● To do
Examine the entries below, count the lines holding the string "screenshot", and respond with the number only.

* START *

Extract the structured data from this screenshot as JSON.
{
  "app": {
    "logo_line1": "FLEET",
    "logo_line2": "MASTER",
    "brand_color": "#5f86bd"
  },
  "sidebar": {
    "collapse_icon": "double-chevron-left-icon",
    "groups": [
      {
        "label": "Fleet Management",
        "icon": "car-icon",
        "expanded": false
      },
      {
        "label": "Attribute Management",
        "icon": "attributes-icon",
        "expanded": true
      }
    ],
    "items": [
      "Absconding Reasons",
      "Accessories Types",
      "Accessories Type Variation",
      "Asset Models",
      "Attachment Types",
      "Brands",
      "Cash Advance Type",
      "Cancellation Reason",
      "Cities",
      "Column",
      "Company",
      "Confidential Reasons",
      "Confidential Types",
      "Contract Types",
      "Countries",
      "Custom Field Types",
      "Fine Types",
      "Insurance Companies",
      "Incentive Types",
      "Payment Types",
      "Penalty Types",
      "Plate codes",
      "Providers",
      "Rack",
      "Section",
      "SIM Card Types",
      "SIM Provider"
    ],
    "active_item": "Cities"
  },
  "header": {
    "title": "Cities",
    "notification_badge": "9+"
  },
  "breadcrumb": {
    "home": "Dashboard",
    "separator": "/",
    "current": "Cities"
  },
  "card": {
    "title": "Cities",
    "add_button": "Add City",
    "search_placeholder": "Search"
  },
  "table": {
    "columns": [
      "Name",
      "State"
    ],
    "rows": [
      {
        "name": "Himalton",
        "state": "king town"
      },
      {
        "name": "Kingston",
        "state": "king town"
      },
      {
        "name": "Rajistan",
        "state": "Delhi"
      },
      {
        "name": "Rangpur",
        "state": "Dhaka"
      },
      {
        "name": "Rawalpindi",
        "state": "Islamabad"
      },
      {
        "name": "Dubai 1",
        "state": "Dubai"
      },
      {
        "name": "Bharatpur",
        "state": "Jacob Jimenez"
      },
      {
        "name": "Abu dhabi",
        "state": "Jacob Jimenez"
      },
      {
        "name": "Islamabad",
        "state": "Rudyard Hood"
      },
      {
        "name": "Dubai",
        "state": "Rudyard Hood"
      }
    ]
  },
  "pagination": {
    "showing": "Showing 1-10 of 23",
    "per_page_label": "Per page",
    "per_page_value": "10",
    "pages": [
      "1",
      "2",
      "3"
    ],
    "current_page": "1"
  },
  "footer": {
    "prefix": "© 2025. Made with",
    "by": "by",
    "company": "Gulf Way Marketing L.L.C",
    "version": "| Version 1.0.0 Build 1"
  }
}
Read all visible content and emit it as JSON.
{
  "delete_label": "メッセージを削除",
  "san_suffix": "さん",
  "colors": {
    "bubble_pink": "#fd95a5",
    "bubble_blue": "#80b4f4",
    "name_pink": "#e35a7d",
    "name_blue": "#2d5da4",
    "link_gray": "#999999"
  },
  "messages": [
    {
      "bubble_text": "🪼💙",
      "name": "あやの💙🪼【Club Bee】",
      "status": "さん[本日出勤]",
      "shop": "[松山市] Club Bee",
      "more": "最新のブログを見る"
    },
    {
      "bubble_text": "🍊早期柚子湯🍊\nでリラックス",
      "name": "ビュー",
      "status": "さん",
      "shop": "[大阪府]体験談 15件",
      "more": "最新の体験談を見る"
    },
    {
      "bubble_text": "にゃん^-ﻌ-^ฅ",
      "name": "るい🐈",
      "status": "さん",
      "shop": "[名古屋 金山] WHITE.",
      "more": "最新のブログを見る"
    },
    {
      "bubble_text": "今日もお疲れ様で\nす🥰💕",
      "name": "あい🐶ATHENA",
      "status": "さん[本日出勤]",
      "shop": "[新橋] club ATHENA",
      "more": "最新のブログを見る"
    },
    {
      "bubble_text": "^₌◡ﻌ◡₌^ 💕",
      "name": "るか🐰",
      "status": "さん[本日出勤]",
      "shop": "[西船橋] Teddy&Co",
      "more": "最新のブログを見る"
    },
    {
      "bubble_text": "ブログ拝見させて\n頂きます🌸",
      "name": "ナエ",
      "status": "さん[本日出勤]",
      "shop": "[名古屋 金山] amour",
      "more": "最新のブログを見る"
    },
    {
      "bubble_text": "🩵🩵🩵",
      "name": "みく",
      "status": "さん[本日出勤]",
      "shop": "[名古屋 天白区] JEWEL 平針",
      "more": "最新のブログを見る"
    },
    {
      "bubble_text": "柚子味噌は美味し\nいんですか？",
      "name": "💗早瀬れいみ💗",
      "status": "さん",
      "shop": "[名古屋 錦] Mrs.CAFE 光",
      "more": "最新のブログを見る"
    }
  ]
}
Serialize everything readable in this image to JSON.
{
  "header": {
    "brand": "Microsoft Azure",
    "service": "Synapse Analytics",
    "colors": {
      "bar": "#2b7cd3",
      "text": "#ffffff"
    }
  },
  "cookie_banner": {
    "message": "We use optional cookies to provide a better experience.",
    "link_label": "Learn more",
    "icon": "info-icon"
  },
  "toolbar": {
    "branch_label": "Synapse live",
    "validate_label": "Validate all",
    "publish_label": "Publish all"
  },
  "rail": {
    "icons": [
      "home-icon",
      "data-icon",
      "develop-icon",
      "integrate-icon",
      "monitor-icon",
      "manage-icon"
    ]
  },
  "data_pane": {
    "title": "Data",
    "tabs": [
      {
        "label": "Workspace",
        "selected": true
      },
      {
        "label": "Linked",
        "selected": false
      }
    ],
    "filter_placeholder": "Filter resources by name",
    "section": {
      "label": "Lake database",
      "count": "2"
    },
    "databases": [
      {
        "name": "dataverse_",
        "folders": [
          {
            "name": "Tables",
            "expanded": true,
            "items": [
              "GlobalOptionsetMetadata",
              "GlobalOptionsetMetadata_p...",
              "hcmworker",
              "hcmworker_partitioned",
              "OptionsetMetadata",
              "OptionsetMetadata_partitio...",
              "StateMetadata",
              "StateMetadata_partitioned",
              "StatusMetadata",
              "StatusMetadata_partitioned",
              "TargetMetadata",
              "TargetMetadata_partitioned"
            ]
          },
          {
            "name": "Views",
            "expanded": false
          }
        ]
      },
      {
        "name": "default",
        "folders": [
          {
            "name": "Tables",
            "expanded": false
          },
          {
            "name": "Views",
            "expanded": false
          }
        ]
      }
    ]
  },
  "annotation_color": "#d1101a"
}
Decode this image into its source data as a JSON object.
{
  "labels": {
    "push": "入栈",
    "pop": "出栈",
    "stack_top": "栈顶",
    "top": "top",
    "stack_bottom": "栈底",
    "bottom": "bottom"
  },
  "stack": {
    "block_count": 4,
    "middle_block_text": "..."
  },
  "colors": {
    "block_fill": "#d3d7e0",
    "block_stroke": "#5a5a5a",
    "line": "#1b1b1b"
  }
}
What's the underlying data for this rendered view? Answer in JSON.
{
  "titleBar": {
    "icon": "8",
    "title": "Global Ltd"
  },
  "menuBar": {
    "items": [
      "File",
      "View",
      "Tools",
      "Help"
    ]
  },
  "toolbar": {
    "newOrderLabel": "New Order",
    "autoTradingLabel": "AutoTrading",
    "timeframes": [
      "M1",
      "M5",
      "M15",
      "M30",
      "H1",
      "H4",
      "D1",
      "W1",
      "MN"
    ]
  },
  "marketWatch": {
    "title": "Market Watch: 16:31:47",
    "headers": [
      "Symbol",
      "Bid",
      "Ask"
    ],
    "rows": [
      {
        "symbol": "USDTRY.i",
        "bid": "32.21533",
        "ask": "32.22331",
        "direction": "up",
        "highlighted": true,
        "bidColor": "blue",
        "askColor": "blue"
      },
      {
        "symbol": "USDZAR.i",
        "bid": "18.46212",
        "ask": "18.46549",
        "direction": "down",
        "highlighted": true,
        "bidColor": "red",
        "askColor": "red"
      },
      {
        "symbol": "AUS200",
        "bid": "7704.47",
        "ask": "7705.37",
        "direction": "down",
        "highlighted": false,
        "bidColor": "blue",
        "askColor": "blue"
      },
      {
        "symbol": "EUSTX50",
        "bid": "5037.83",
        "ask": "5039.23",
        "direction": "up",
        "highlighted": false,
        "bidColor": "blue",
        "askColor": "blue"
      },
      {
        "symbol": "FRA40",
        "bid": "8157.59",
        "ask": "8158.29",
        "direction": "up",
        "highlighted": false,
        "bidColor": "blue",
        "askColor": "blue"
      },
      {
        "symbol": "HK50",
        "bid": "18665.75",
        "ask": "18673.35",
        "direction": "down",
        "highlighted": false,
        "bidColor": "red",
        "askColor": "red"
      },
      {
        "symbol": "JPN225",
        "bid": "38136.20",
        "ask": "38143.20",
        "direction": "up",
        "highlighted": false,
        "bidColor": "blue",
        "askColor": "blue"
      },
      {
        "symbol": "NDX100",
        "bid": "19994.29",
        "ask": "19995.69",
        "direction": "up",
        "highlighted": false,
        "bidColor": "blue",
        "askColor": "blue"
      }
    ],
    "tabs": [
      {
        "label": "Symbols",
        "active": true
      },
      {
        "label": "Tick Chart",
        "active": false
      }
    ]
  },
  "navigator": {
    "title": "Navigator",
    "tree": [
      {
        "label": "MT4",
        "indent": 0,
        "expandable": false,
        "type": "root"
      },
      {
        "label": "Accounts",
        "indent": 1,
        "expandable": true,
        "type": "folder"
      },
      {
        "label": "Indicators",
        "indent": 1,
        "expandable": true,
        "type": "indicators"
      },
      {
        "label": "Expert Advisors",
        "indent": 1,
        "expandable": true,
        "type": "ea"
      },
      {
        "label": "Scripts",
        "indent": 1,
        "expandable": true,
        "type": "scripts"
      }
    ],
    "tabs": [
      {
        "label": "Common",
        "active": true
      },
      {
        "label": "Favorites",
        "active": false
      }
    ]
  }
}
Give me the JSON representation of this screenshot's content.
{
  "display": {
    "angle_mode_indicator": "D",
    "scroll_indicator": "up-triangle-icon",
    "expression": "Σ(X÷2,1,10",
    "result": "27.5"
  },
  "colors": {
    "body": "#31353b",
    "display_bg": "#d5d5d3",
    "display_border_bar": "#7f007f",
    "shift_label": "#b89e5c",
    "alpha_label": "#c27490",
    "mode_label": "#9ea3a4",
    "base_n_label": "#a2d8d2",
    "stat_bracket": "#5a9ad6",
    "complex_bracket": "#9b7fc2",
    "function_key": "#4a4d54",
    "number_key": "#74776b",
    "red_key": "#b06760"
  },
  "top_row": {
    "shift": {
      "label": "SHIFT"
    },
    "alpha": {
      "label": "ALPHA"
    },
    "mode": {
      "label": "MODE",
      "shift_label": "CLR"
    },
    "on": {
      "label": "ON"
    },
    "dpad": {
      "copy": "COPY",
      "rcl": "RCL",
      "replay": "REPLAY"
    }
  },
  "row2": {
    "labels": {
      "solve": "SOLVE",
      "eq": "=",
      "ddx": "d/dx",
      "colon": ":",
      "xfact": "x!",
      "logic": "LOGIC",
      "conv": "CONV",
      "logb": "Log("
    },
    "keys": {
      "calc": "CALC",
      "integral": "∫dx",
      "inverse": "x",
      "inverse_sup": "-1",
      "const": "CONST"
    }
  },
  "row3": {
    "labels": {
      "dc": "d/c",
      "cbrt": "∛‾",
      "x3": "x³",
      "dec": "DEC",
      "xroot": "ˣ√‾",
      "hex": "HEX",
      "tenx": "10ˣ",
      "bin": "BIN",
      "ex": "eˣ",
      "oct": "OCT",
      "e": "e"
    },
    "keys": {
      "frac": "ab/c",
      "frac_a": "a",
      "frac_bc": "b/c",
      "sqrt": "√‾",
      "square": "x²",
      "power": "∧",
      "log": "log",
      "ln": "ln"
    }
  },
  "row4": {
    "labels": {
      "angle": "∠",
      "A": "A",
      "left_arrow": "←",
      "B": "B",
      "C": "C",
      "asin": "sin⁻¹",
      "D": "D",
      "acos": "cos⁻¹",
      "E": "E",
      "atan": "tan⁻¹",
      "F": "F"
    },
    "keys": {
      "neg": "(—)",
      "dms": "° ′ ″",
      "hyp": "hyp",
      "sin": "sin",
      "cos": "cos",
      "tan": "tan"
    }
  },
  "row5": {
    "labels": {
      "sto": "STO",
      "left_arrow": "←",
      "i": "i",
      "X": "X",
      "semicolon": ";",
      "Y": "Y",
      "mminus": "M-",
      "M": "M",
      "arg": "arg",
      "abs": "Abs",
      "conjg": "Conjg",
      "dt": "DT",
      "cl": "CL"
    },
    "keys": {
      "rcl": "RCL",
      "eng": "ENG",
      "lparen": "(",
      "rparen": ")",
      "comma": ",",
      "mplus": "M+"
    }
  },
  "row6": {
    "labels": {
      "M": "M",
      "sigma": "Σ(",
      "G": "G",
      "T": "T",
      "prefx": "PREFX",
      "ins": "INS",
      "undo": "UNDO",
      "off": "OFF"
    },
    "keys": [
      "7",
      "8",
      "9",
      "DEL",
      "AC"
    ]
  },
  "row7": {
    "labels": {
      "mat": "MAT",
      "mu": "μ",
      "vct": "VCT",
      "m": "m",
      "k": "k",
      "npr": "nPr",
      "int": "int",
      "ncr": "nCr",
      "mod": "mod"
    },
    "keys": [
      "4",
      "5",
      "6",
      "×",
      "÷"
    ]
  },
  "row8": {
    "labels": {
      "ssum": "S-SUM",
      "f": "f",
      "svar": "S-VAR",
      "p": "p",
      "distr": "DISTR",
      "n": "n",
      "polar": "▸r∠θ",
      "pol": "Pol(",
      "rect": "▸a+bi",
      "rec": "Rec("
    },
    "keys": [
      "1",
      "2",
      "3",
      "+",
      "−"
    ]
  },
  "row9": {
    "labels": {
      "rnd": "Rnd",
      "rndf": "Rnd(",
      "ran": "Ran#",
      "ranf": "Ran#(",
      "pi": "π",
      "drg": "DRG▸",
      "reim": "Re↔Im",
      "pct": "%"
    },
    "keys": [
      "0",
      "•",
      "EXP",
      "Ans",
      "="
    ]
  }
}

* END *

● Full solution
2